WHAT IS NEEDED :: Sift the material for lines containing "image", and return them.
---------- MATERIAL TO PROCESS ----------
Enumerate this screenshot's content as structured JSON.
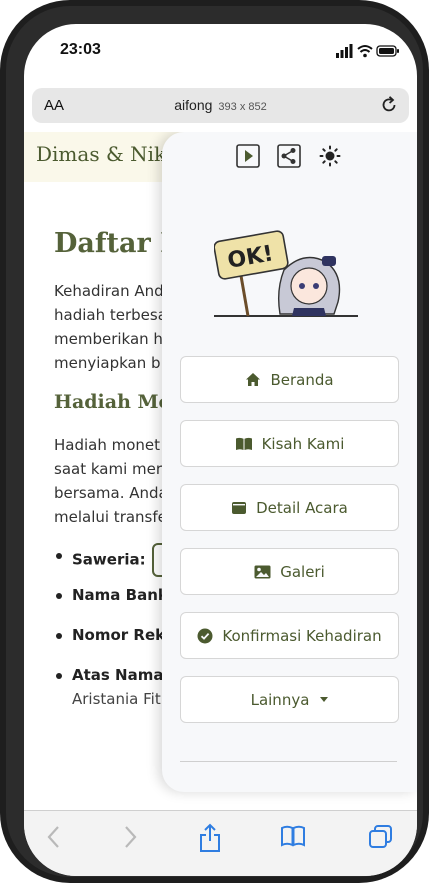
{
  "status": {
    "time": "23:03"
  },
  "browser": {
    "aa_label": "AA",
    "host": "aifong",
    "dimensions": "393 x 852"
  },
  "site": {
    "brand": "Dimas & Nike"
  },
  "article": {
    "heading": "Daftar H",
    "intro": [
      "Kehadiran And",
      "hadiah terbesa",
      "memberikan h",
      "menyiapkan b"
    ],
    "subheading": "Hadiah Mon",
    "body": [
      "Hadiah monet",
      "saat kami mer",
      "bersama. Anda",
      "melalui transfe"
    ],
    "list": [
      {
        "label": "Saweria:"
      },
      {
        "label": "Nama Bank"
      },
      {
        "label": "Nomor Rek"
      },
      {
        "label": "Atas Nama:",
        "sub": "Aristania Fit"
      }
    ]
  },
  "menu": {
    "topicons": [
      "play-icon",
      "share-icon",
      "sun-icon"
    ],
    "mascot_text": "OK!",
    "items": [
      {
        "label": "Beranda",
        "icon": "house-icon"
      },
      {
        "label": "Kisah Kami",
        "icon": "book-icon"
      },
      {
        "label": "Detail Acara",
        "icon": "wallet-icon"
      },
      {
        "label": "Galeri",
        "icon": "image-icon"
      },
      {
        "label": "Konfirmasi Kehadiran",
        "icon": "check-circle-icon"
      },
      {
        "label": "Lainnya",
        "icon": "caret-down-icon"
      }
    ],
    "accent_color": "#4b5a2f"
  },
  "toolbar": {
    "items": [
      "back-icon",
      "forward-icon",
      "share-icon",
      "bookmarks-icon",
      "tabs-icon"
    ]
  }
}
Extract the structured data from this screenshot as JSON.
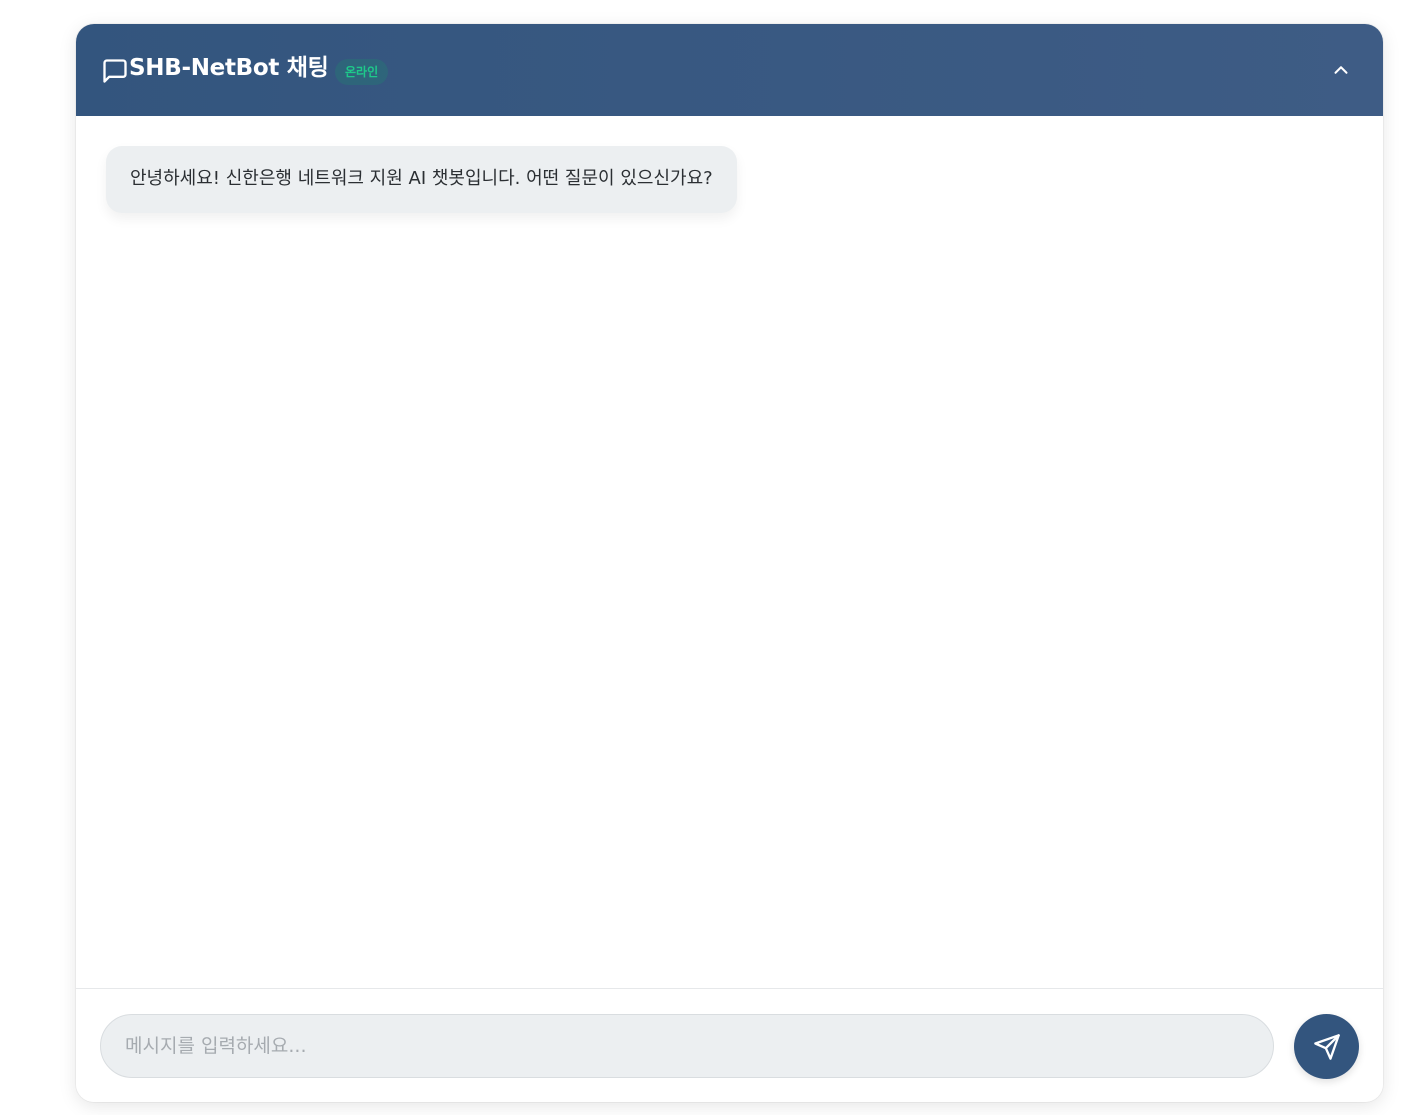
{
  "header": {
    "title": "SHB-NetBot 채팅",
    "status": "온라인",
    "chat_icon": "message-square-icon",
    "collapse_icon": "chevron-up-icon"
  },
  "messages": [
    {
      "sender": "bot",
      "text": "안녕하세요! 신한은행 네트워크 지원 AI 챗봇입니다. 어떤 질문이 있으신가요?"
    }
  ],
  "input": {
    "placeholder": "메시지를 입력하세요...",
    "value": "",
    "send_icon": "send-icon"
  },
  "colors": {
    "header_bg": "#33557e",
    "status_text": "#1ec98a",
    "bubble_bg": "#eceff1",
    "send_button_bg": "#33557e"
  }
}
----------
---------- MATERIAL TO PROCESS ----------
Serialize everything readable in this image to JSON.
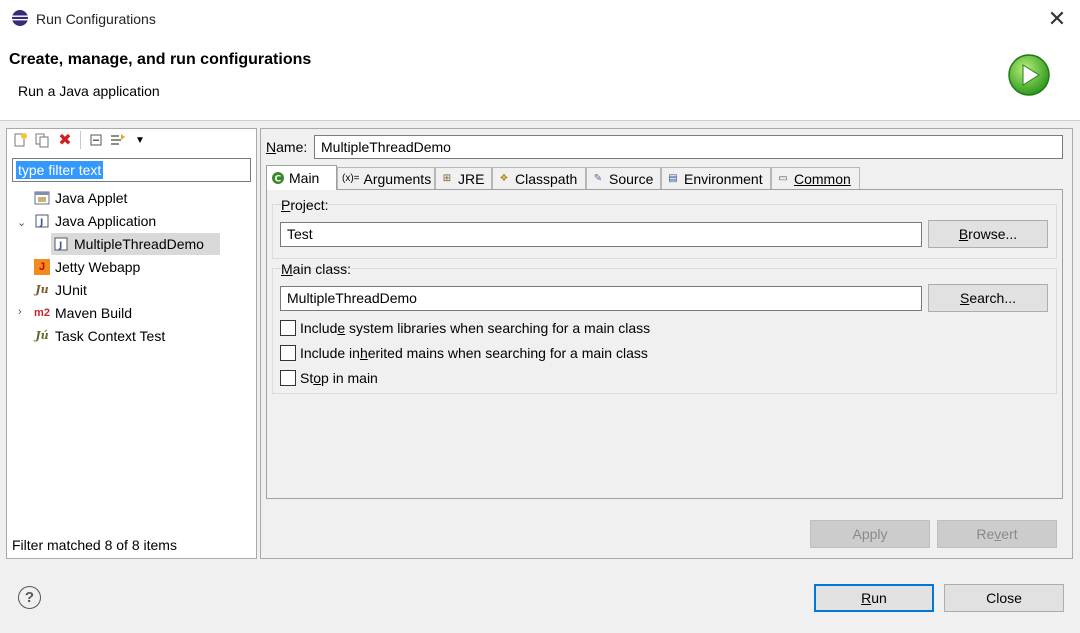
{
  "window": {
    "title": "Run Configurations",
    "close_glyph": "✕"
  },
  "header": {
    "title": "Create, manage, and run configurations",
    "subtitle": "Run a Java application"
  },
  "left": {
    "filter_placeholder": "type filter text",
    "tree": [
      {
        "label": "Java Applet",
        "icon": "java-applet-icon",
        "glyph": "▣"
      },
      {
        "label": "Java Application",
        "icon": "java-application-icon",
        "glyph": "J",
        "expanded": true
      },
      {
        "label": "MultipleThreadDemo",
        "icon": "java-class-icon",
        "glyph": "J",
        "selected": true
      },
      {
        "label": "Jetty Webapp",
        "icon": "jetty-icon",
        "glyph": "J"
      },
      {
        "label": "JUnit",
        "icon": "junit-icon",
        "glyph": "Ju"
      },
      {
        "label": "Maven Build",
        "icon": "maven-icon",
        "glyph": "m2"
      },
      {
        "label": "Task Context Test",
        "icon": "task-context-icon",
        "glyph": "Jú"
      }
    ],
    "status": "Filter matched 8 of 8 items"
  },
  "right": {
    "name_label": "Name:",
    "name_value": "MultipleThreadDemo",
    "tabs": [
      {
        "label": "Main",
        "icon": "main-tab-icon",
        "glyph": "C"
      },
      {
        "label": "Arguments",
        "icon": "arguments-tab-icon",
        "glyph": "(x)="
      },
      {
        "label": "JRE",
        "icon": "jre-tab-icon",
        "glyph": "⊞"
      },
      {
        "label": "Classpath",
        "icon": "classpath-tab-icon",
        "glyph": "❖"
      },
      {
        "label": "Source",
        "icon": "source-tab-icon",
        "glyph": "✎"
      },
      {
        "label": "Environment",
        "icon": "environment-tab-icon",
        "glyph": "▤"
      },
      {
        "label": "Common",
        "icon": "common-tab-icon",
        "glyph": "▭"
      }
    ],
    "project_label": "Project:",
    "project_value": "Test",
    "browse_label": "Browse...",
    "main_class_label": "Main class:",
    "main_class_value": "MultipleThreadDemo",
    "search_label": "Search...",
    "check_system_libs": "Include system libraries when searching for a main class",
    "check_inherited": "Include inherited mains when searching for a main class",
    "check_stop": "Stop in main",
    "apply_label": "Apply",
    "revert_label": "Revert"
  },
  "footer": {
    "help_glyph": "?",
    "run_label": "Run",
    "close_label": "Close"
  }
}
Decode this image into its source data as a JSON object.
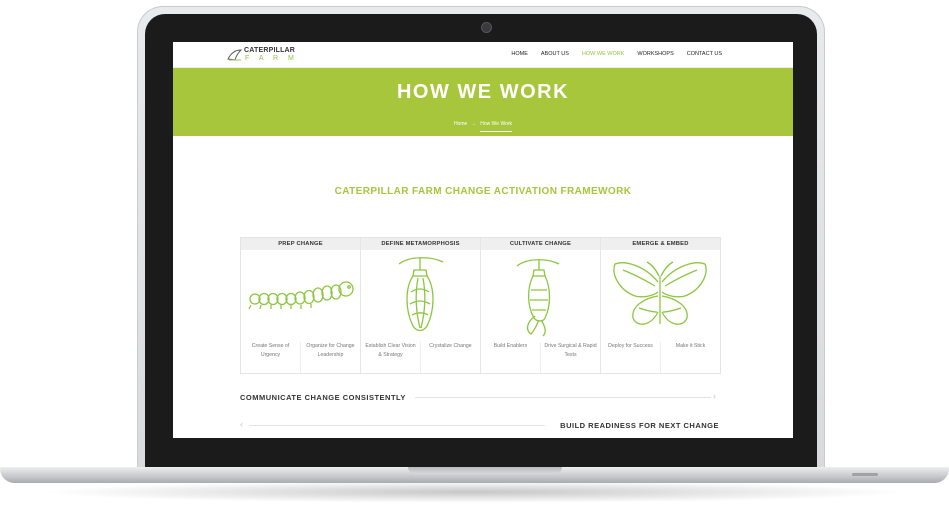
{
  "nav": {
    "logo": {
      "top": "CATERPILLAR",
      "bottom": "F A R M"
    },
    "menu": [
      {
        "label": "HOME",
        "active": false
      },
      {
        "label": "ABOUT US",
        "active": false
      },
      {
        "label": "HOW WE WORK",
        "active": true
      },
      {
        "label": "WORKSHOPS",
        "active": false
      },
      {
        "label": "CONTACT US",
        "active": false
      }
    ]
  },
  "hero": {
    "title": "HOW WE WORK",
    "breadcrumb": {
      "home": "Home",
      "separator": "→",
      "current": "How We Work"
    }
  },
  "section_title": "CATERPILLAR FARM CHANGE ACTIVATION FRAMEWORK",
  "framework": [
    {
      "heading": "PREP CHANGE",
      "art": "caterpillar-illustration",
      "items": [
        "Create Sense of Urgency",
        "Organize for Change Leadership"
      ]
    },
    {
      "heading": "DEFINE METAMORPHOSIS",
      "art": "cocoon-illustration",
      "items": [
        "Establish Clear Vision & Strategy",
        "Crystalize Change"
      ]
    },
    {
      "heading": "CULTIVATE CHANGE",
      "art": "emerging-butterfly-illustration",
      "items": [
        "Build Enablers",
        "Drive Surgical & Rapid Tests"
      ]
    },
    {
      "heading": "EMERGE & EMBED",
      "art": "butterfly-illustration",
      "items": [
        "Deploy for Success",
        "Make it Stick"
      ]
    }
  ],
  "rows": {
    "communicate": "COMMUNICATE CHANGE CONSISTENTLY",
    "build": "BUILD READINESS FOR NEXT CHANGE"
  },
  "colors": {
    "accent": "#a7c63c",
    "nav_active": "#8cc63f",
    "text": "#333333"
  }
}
----------
CORRECT RESULT ::
        "icon": "image-icon"
Serialize everything readable in this image to JSON.
Decode this image into its source data as a JSON object.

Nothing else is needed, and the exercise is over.